**WORK INSTRUCTION:** Could you find every line in the records below that contains the word "treatment" and copy it?

**Entries from a page text collection:**
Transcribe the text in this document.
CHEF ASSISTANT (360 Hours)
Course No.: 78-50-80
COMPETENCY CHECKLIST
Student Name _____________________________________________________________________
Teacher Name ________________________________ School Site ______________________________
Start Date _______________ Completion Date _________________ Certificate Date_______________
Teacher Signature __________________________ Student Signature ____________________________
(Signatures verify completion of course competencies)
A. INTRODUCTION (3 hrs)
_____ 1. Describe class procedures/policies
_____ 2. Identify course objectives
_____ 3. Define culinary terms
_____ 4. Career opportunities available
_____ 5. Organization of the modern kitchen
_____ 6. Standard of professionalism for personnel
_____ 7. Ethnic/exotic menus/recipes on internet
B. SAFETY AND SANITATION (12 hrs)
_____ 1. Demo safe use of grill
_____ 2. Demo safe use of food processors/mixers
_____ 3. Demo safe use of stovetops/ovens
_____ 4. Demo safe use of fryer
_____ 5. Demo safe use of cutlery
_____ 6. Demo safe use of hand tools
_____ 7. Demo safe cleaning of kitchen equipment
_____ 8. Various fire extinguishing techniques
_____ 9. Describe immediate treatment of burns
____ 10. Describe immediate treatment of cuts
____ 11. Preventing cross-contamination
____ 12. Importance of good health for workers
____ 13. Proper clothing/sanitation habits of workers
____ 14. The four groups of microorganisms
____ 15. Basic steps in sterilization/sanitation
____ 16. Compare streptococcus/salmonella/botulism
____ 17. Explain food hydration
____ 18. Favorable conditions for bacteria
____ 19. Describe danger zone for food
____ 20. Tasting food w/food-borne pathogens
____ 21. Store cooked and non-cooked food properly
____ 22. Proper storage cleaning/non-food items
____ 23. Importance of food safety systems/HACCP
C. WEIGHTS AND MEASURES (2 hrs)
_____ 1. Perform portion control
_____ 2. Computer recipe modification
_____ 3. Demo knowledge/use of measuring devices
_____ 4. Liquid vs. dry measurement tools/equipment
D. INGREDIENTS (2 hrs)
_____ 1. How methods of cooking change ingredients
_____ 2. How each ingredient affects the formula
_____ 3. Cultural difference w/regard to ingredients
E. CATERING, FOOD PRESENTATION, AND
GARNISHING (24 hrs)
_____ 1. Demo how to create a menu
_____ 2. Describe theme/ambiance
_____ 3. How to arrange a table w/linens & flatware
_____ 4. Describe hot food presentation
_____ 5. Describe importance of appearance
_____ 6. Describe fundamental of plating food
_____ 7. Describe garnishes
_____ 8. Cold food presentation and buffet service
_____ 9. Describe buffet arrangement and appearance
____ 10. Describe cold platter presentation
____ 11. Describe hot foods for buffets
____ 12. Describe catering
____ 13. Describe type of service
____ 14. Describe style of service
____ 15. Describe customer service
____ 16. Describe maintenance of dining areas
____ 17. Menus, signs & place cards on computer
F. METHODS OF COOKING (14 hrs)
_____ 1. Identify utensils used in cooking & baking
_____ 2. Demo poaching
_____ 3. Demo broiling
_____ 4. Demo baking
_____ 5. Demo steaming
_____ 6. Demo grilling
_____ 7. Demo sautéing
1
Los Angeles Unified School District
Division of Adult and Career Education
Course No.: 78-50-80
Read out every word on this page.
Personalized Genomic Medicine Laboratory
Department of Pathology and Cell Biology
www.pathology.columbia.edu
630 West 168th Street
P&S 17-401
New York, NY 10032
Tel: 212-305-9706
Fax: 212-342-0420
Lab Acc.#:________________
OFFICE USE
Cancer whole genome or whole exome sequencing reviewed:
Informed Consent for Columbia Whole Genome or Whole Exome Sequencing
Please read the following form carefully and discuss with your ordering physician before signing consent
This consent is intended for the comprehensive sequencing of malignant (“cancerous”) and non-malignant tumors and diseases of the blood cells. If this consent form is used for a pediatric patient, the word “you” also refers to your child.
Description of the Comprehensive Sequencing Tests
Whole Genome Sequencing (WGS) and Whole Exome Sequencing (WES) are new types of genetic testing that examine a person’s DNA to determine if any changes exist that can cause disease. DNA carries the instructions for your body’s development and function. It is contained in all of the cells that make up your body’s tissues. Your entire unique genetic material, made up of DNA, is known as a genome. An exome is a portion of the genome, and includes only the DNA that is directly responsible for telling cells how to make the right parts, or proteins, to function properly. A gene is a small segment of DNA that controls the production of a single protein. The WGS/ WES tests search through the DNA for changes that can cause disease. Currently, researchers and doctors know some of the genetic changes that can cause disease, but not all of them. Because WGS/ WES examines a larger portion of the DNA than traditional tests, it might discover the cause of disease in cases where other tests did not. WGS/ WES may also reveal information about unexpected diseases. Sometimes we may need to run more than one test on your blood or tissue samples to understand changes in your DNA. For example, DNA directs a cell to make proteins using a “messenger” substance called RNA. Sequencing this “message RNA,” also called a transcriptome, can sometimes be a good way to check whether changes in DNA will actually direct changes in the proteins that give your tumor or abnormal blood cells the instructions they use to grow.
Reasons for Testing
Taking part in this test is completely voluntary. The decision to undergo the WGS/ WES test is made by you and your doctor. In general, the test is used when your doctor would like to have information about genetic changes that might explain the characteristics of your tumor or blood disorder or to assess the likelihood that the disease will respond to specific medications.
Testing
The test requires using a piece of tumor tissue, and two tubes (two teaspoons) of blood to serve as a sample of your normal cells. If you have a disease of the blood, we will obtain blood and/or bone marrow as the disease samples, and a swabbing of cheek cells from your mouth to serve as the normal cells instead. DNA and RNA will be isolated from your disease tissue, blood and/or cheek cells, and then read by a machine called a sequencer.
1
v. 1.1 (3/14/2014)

**EXERCISE RESPONSE:**
_____ 9. Describe immediate treatment of burns
____ 10. Describe immediate treatment of cuts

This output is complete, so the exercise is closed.